--- begin Document section ---

Warehouse Stock Scraper

2020 · Python · BeautifulSoup · Gmail API · openpyxl

Impact

  • Replaced 20 minutes of daily manual copy-paste with a single button click
  • Eliminated transcription errors that came from copying HTML tables into Excel by hand
  • Rolled out to operations teams in Singapore, Australia, the US, and the Netherlands

Business Problem

The logistics partner sent stock update emails in HTML format: tables embedded in the email body, one email per warehouse. The operations team would manually copy these tables into Excel, once per warehouse, across multiple countries. The work was repetitive, error-prone, and done daily across teams in different time zones.

Solution Design

A local application with a single button. On click: authenticate with Gmail, find the relevant emails, parse the HTML tables with BeautifulSoup, format the data, and write it to a structured Excel file with one sheet per warehouse, correctly laid out for the operations workflow.

No server, no infrastructure, no maintenance overhead. A button that replaces 20 minutes of copy-paste.

3PL stock update email scraper architecture
architecture_v1.svg

Technical Challenges

HTML email inconsistency. The 3PL stock update emails were not produced from a single template: different warehouses had slightly different table layouts, and formatting changed over time. BeautifulSoup parsing had to handle column ordering differences, extra header rows, and inconsistent whitespace without brittle column-index assumptions.

--- end Document section ---

Work to complete =
A: In the warehouse stock scraper write-up, why did the parsing have to work without column-index assumptions? Answer in one to three sentences.
B: Please write out the stretch of the warehouse stock scraper write-up from "A local application" through "brittle column-index assumptions.".
The entries that come next are separate material from the warehouse stock scraper write-up.

--- begin Data entries ---

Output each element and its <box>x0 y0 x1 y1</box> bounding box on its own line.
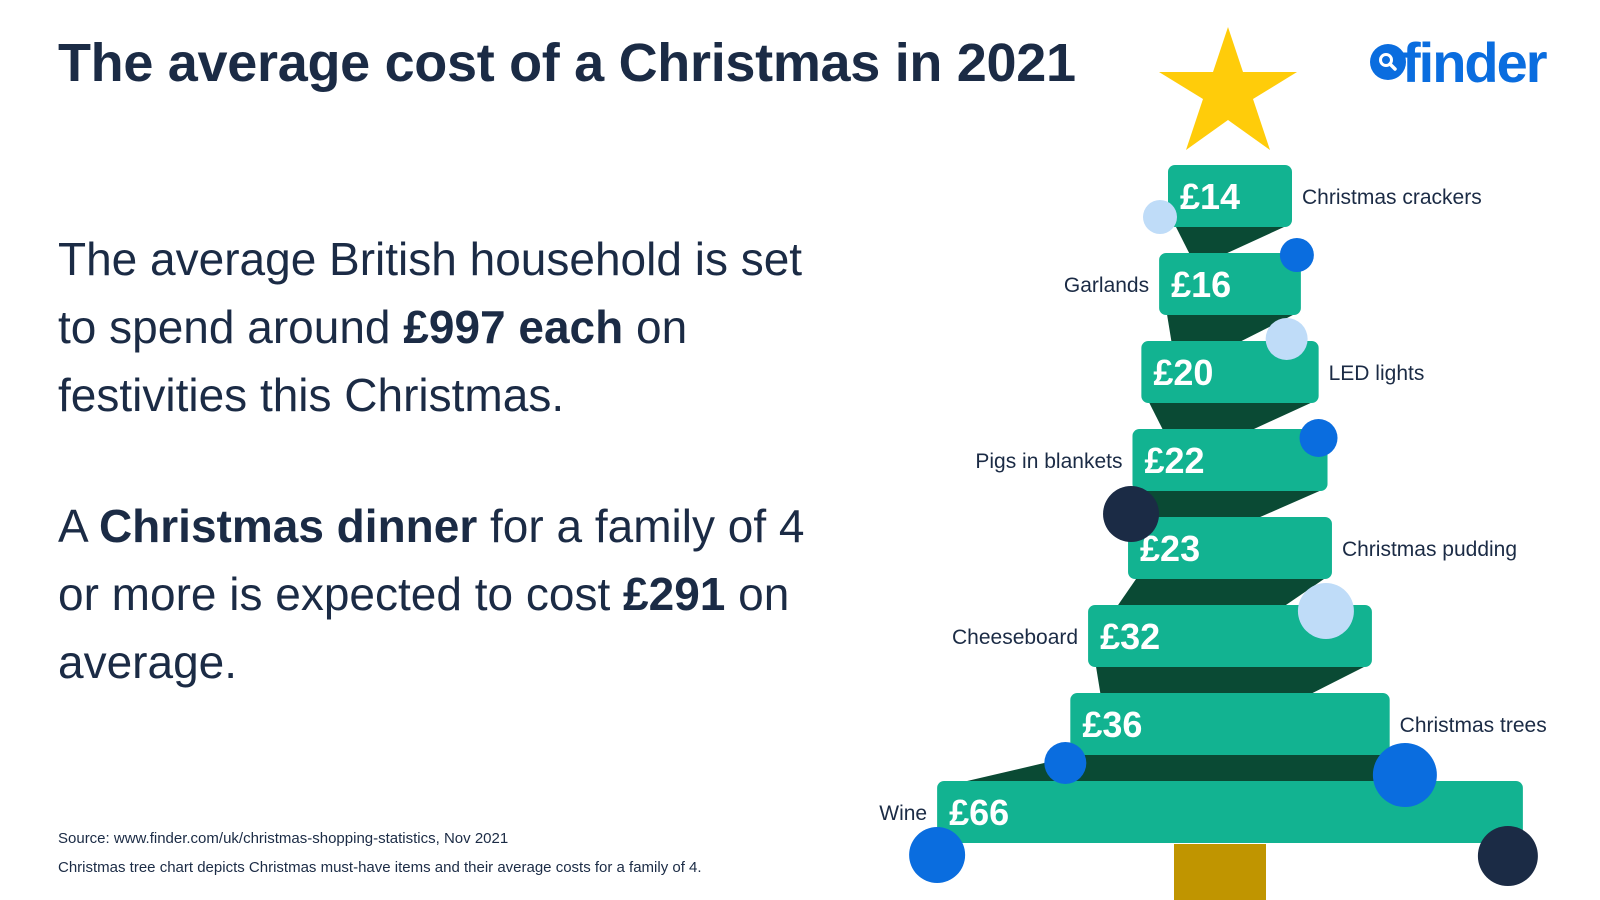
tree-connector <box>1096 667 1364 693</box>
highlight-amount: £997 each <box>403 301 624 353</box>
tree-connector <box>967 755 1400 781</box>
tree-bar <box>1132 429 1328 491</box>
ornament-bauble <box>1299 419 1338 457</box>
text-part: on average. <box>58 568 790 688</box>
category-label: Wine <box>879 802 927 825</box>
source-text: Source: www.finder.com/uk/christmas-shop… <box>58 830 509 847</box>
text-part: The average British household is set to … <box>58 233 803 353</box>
logo-text: finder <box>1402 31 1548 94</box>
bar-value-label: £16 <box>1171 264 1231 305</box>
dinner-cost-text: A Christmas dinner for a family of 4 or … <box>58 492 818 696</box>
category-label: Christmas pudding <box>1342 538 1517 561</box>
text-part: A <box>58 500 99 552</box>
text-part: for a family of 4 or more is expected to… <box>58 500 805 620</box>
highlight-amount: £291 <box>623 568 726 620</box>
tree-bar <box>1159 253 1301 315</box>
ornament-bauble <box>1279 238 1314 272</box>
tree-ornaments <box>909 200 1538 886</box>
category-label: LED lights <box>1329 362 1425 385</box>
category-label: Christmas crackers <box>1302 186 1482 209</box>
bar-value-label: £32 <box>1100 616 1160 657</box>
highlight-dinner: Christmas dinner <box>98 500 478 552</box>
bar-value-label: £66 <box>949 792 1009 833</box>
ornament-bauble <box>1103 486 1160 542</box>
category-label: Pigs in blankets <box>975 450 1122 473</box>
ornament-bauble <box>1143 200 1177 234</box>
tree-connector <box>1140 491 1320 517</box>
tree-bar <box>937 781 1523 843</box>
search-icon <box>1370 44 1406 80</box>
star-icon <box>1159 27 1297 150</box>
ornament-bauble <box>1297 583 1354 639</box>
tree-connector <box>1149 403 1311 429</box>
page-title: The average cost of a Christmas in 2021 <box>58 33 1076 93</box>
ornament-bauble <box>1265 318 1308 360</box>
bar-value-label: £23 <box>1140 528 1200 569</box>
finder-logo[interactable]: finder <box>1370 31 1565 94</box>
bar-value-label: £22 <box>1144 440 1204 481</box>
text-part: on festivities this Christmas. <box>58 301 688 421</box>
bar-value-label: £36 <box>1082 704 1142 745</box>
tree-connector <box>1176 227 1284 253</box>
tree-bar <box>1141 341 1319 403</box>
ornament-bauble <box>1372 743 1437 807</box>
ornament-bauble <box>1477 826 1538 886</box>
chart-note: Christmas tree chart depicts Christmas m… <box>58 859 702 876</box>
tree-bar <box>1168 165 1292 227</box>
tree-trunk <box>1174 844 1266 900</box>
tree-connector <box>1167 315 1293 341</box>
category-label: Garlands <box>1064 274 1149 297</box>
ornament-bauble <box>1044 742 1087 784</box>
household-spend-text: The average British household is set to … <box>58 225 818 429</box>
category-label: Cheeseboard <box>952 626 1078 649</box>
bar-value-label: £14 <box>1180 176 1240 217</box>
category-label: Christmas trees <box>1400 714 1547 737</box>
ornament-bauble <box>909 827 966 883</box>
tree-connector <box>1118 579 1324 605</box>
tree-bar <box>1128 517 1332 579</box>
tree-bar <box>1070 693 1390 755</box>
tree-bars: £14 Christmas crackers £16 Garlands £20 LED l… <box>879 165 1547 843</box>
bar-value-label: £20 <box>1153 352 1213 393</box>
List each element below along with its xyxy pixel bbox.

--- end Data entries ---

Expected outputs =
A: The 3PL stock update emails did not come from a single template. Different warehouses had slightly different table layouts, and the formatting changed over time. The parsing therefore had to cope with differences in column order, extra header rows, and inconsistent whitespace.

B:
A local application with a single button. On click: authenticate with Gmail, find the relevant emails, parse the HTML tables with BeautifulSoup, format the data, and write it to a structured Excel file with one sheet per warehouse, correctly laid out for the operations workflow.

No server, no infrastructure, no maintenance overhead. A button that replaces 20 minutes of copy-paste.

3PL stock update email scraper architecture
architecture_v1.svg

Technical Challenges

HTML email inconsistency. The 3PL stock update emails were not produced from a single template: different warehouses had slightly different table layouts, and formatting changed over time. BeautifulSoup parsing had to handle column ordering differences, extra header rows, and inconsistent whitespace without brittle column-index assumptions.